Find out how many lines of the material contain the string "this" and give only that figure.

(Figure record extracts)
....

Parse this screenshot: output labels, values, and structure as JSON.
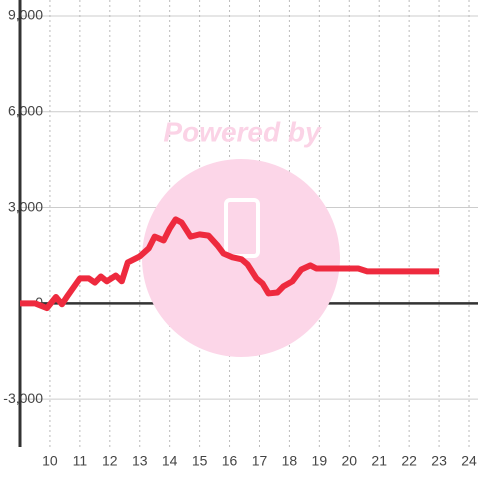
{
  "chart_data": {
    "type": "line",
    "watermark": "Powered by",
    "x": [
      9.0,
      9.5,
      9.9,
      10.2,
      10.4,
      10.6,
      11.0,
      11.3,
      11.5,
      11.7,
      11.9,
      12.2,
      12.4,
      12.6,
      13.0,
      13.3,
      13.5,
      13.8,
      14.0,
      14.2,
      14.4,
      14.7,
      15.0,
      15.3,
      15.6,
      15.8,
      16.1,
      16.4,
      16.6,
      16.9,
      17.1,
      17.3,
      17.6,
      17.8,
      18.1,
      18.4,
      18.7,
      18.9,
      19.5,
      20.0,
      20.3,
      20.6,
      21.0,
      22.0,
      23.0
    ],
    "series": [
      {
        "color": "#ee2a3e",
        "values": [
          0,
          0,
          -150,
          200,
          -30,
          250,
          780,
          780,
          650,
          840,
          690,
          870,
          690,
          1280,
          1470,
          1720,
          2090,
          1970,
          2340,
          2630,
          2530,
          2090,
          2160,
          2120,
          1810,
          1560,
          1440,
          1380,
          1220,
          780,
          625,
          310,
          340,
          530,
          690,
          1060,
          1190,
          1090,
          1090,
          1090,
          1090,
          1000,
          1000,
          1000,
          1000
        ]
      }
    ],
    "xlim": [
      9,
      24.3
    ],
    "xticks": [
      10,
      11,
      12,
      13,
      14,
      15,
      16,
      17,
      18,
      19,
      20,
      21,
      22,
      23,
      24
    ],
    "ylim": [
      -4500,
      9000
    ],
    "yticks": [
      {
        "value": -3000,
        "label": "-3,000"
      },
      0,
      {
        "value": 3000,
        "label": "3,000"
      },
      {
        "value": 6000,
        "label": "6,000"
      },
      {
        "value": 9000,
        "label": "9,000"
      }
    ],
    "grid": true
  }
}
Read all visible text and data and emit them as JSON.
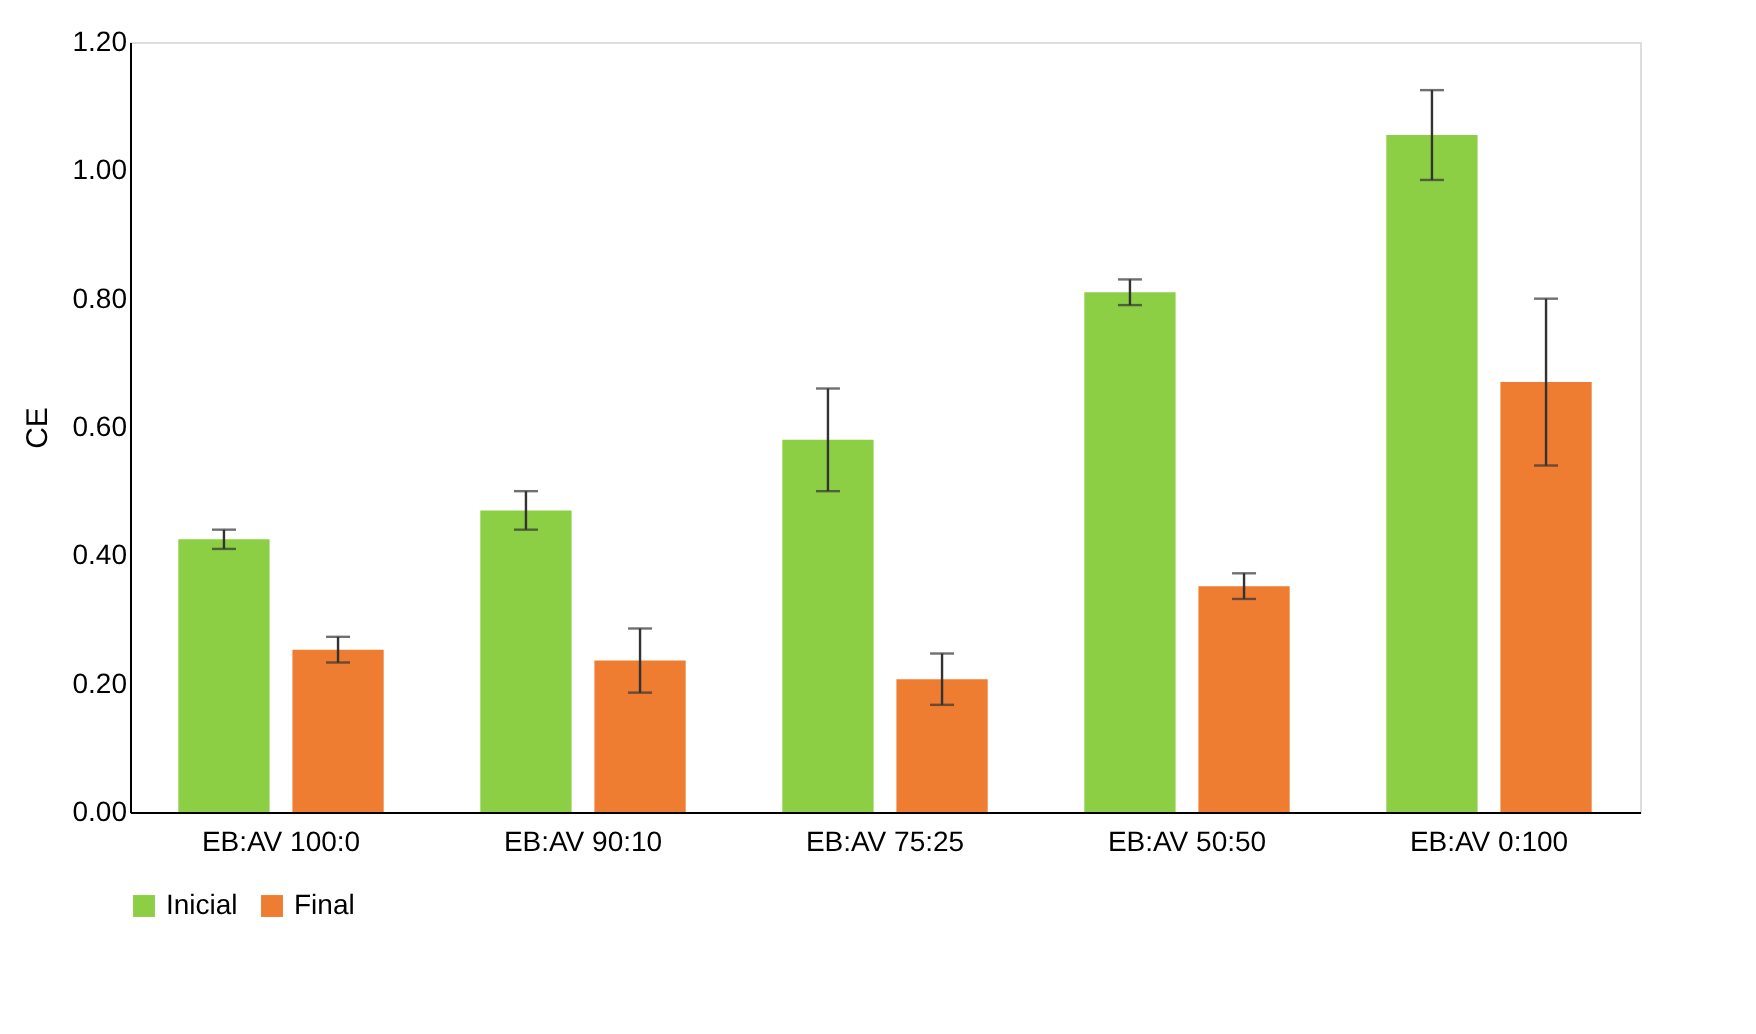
{
  "chart_data": {
    "type": "bar",
    "ylabel": "CE",
    "categories": [
      "EB:AV  100:0",
      "EB:AV  90:10",
      "EB:AV  75:25",
      "EB:AV  50:50",
      "EB:AV  0:100"
    ],
    "series": [
      {
        "name": "Inicial",
        "color": "#8ccf45",
        "values": [
          0.425,
          0.47,
          0.58,
          0.81,
          1.055
        ],
        "errors": [
          0.015,
          0.03,
          0.08,
          0.02,
          0.07
        ]
      },
      {
        "name": "Final",
        "color": "#ee7d31",
        "values": [
          0.253,
          0.236,
          0.207,
          0.352,
          0.67
        ],
        "errors": [
          0.02,
          0.05,
          0.04,
          0.02,
          0.13
        ]
      }
    ],
    "ylim": [
      0,
      1.2
    ],
    "yticks": [
      {
        "value": 0,
        "label": "0.00"
      },
      {
        "value": 0.2,
        "label": "0.20"
      },
      {
        "value": 0.4,
        "label": "0.40"
      },
      {
        "value": 0.6,
        "label": "0.60"
      },
      {
        "value": 0.8,
        "label": "0.80"
      },
      {
        "value": 1.0,
        "label": "1.00"
      },
      {
        "value": 1.2,
        "label": "1.20"
      }
    ],
    "grid": false,
    "legend": "bottom"
  }
}
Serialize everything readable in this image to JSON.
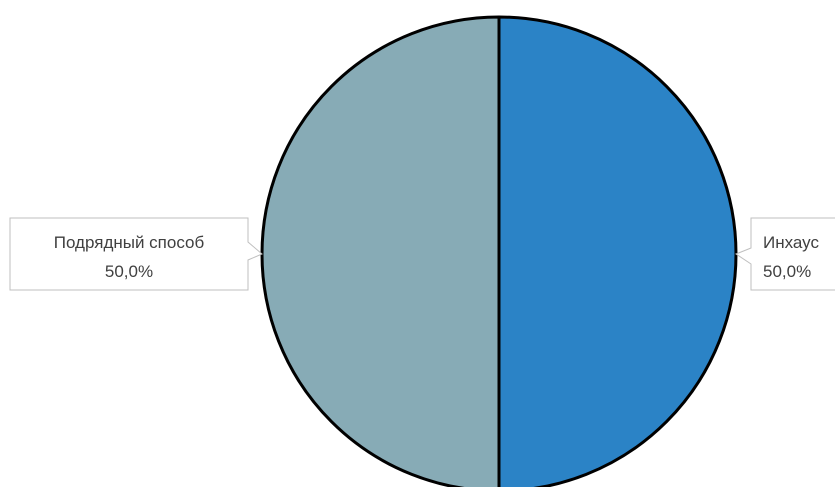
{
  "chart_data": {
    "type": "pie",
    "title": "",
    "slices": [
      {
        "label": "Инхаус",
        "value": 50.0,
        "display": "50,0%",
        "color": "#2b83c6"
      },
      {
        "label": "Подрядный способ",
        "value": 50.0,
        "display": "50,0%",
        "color": "#87abb6"
      }
    ],
    "start_angle_deg": 0,
    "direction": "clockwise",
    "outline_color": "#000000",
    "legend": "none",
    "data_labels": "callouts"
  }
}
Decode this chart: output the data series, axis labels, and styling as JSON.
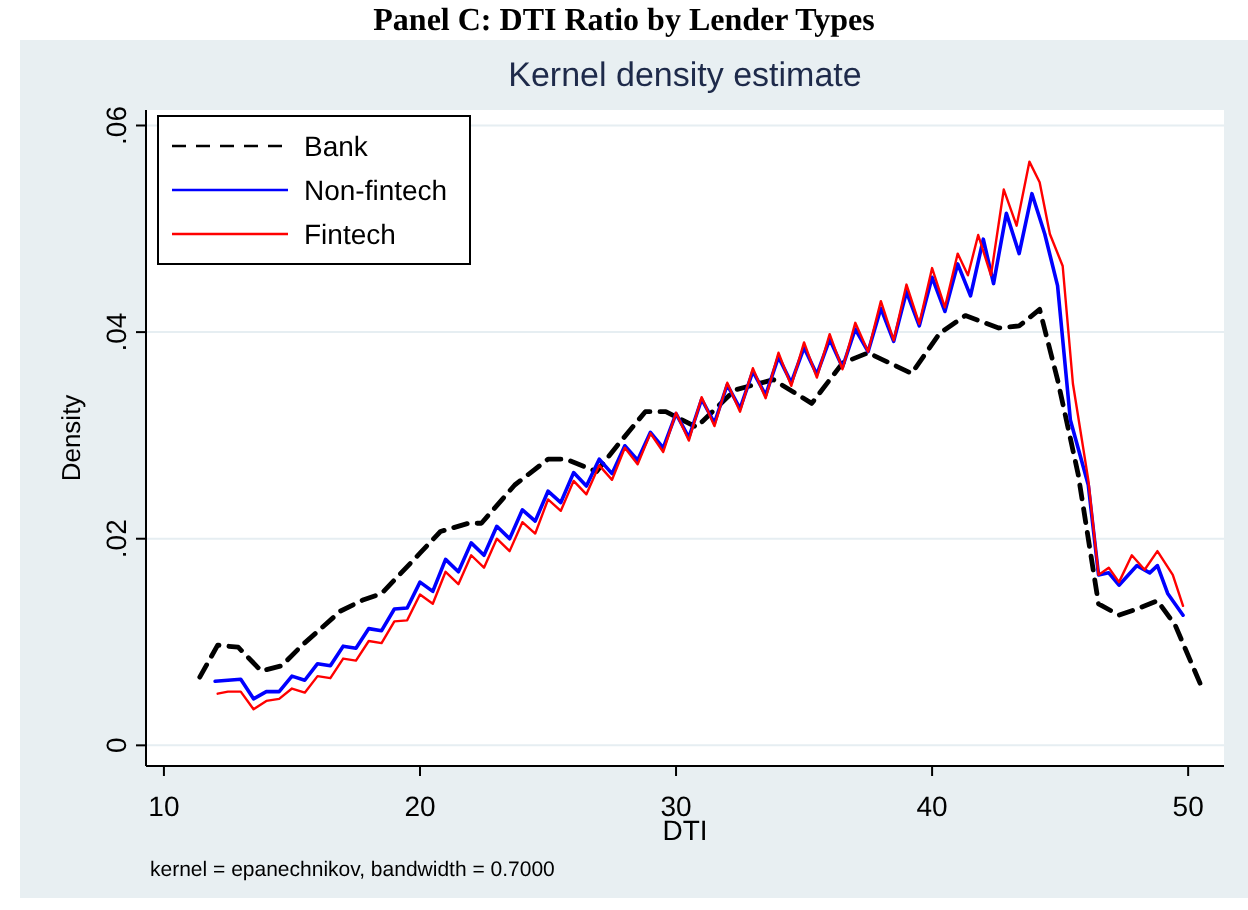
{
  "chart_data": {
    "type": "line",
    "title": "Panel C: DTI Ratio by Lender Types",
    "subtitle": "Kernel density estimate",
    "xlabel": "DTI",
    "ylabel": "Density",
    "annotations": [
      "kernel = epanechnikov, bandwidth = 0.7000"
    ],
    "xlim": [
      9.3,
      51.4
    ],
    "xticks": [
      10,
      20,
      30,
      40,
      50
    ],
    "ylim": [
      -0.002,
      0.0615
    ],
    "yticks": [
      0,
      {
        "value": 0.02,
        "label": ".02"
      },
      {
        "value": 0.04,
        "label": ".04"
      },
      {
        "value": 0.06,
        "label": ".06"
      }
    ],
    "grid": "y",
    "legend": "top left",
    "marker": "none",
    "series": [
      {
        "name": "Bank",
        "color": "#000000",
        "line_style": "dashed",
        "x": [
          11.4,
          12.1,
          12.9,
          13.8,
          14.6,
          15.4,
          16.9,
          17.8,
          18.5,
          20,
          20.8,
          21.9,
          22.4,
          23.7,
          25,
          25.7,
          26.9,
          27.7,
          28.8,
          29.6,
          30.8,
          32.3,
          33.8,
          35.3,
          36.5,
          37.5,
          39.2,
          40.3,
          41.3,
          42.6,
          43.4,
          44.2,
          44.9,
          45.7,
          46.5,
          47.3,
          48,
          48.8,
          49.5,
          50.5
        ],
        "values": [
          0.0066,
          0.0097,
          0.0095,
          0.0072,
          0.0077,
          0.0097,
          0.013,
          0.0141,
          0.0147,
          0.0186,
          0.0207,
          0.0215,
          0.0215,
          0.0252,
          0.0277,
          0.0277,
          0.0265,
          0.029,
          0.0323,
          0.0323,
          0.0308,
          0.0344,
          0.0354,
          0.0331,
          0.037,
          0.038,
          0.036,
          0.0399,
          0.0416,
          0.0404,
          0.0406,
          0.0422,
          0.0354,
          0.0263,
          0.0137,
          0.0126,
          0.0132,
          0.014,
          0.0116,
          0.0058
        ]
      },
      {
        "name": "Non-fintech",
        "color": "#0000ff",
        "line_style": "solid",
        "x": [
          12,
          12.5,
          13,
          13.5,
          14,
          14.5,
          15,
          15.5,
          16,
          16.5,
          17,
          17.5,
          18,
          18.5,
          19,
          19.5,
          20,
          20.5,
          21,
          21.5,
          22,
          22.5,
          23,
          23.5,
          24,
          24.5,
          25,
          25.5,
          26,
          26.5,
          27,
          27.5,
          28,
          28.5,
          29,
          29.5,
          30,
          30.5,
          31,
          31.5,
          32,
          32.5,
          33,
          33.5,
          34,
          34.5,
          35,
          35.5,
          36,
          36.5,
          37,
          37.5,
          38,
          38.5,
          39,
          39.5,
          40,
          40.5,
          41,
          41.5,
          42,
          42.4,
          42.9,
          43.4,
          43.9,
          44.4,
          44.9,
          45.4,
          46.1,
          46.5,
          46.9,
          47.3,
          48,
          48.5,
          48.8,
          49.2,
          49.8
        ],
        "values": [
          0.0062,
          0.0063,
          0.0064,
          0.0045,
          0.0052,
          0.0052,
          0.0067,
          0.0063,
          0.0079,
          0.0077,
          0.0096,
          0.0094,
          0.0113,
          0.0111,
          0.0132,
          0.0133,
          0.0158,
          0.0149,
          0.018,
          0.0168,
          0.0196,
          0.0184,
          0.0212,
          0.02,
          0.0228,
          0.0217,
          0.0246,
          0.0235,
          0.0264,
          0.0251,
          0.0277,
          0.0263,
          0.029,
          0.0276,
          0.0303,
          0.0288,
          0.0321,
          0.0298,
          0.0335,
          0.0312,
          0.0349,
          0.0326,
          0.0362,
          0.0339,
          0.0376,
          0.0351,
          0.0385,
          0.0359,
          0.0393,
          0.0366,
          0.0403,
          0.0381,
          0.0423,
          0.0391,
          0.0439,
          0.0406,
          0.0453,
          0.042,
          0.0466,
          0.0435,
          0.049,
          0.0447,
          0.0515,
          0.0476,
          0.0534,
          0.0495,
          0.0445,
          0.0315,
          0.0252,
          0.0165,
          0.0167,
          0.0155,
          0.0174,
          0.0167,
          0.0174,
          0.0147,
          0.0126
        ]
      },
      {
        "name": "Fintech",
        "color": "#ff0000",
        "line_style": "solid",
        "x": [
          12.1,
          12.5,
          13,
          13.5,
          14,
          14.5,
          15,
          15.5,
          16,
          16.5,
          17,
          17.5,
          18,
          18.5,
          19,
          19.5,
          20,
          20.5,
          21,
          21.5,
          22,
          22.5,
          23,
          23.5,
          24,
          24.5,
          25,
          25.5,
          26,
          26.5,
          27,
          27.5,
          28,
          28.5,
          29,
          29.5,
          30,
          30.5,
          31,
          31.5,
          32,
          32.5,
          33,
          33.5,
          34,
          34.5,
          35,
          35.5,
          36,
          36.5,
          37,
          37.5,
          38,
          38.5,
          39,
          39.5,
          40,
          40.5,
          41,
          41.4,
          41.8,
          42.3,
          42.8,
          43.3,
          43.8,
          44.2,
          44.6,
          45.1,
          45.5,
          46.1,
          46.5,
          46.9,
          47.3,
          47.8,
          48.3,
          48.8,
          49.4,
          49.8
        ],
        "values": [
          0.005,
          0.0052,
          0.0052,
          0.0035,
          0.0043,
          0.0045,
          0.0055,
          0.0051,
          0.0067,
          0.0065,
          0.0084,
          0.0082,
          0.0101,
          0.0099,
          0.012,
          0.0121,
          0.0146,
          0.0137,
          0.0168,
          0.0156,
          0.0184,
          0.0172,
          0.02,
          0.0188,
          0.0216,
          0.0205,
          0.0238,
          0.0227,
          0.0256,
          0.0243,
          0.0271,
          0.0257,
          0.0288,
          0.0272,
          0.0302,
          0.0284,
          0.0322,
          0.0295,
          0.0337,
          0.0309,
          0.0351,
          0.0323,
          0.0365,
          0.0336,
          0.038,
          0.0348,
          0.039,
          0.0356,
          0.0398,
          0.0364,
          0.0409,
          0.0381,
          0.043,
          0.0392,
          0.0446,
          0.0408,
          0.0462,
          0.0424,
          0.0476,
          0.0455,
          0.0494,
          0.0455,
          0.0538,
          0.0503,
          0.0565,
          0.0545,
          0.0495,
          0.0464,
          0.035,
          0.0257,
          0.0165,
          0.0172,
          0.0158,
          0.0184,
          0.017,
          0.0188,
          0.0165,
          0.0135
        ]
      }
    ]
  }
}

....

THE SOLUTION
3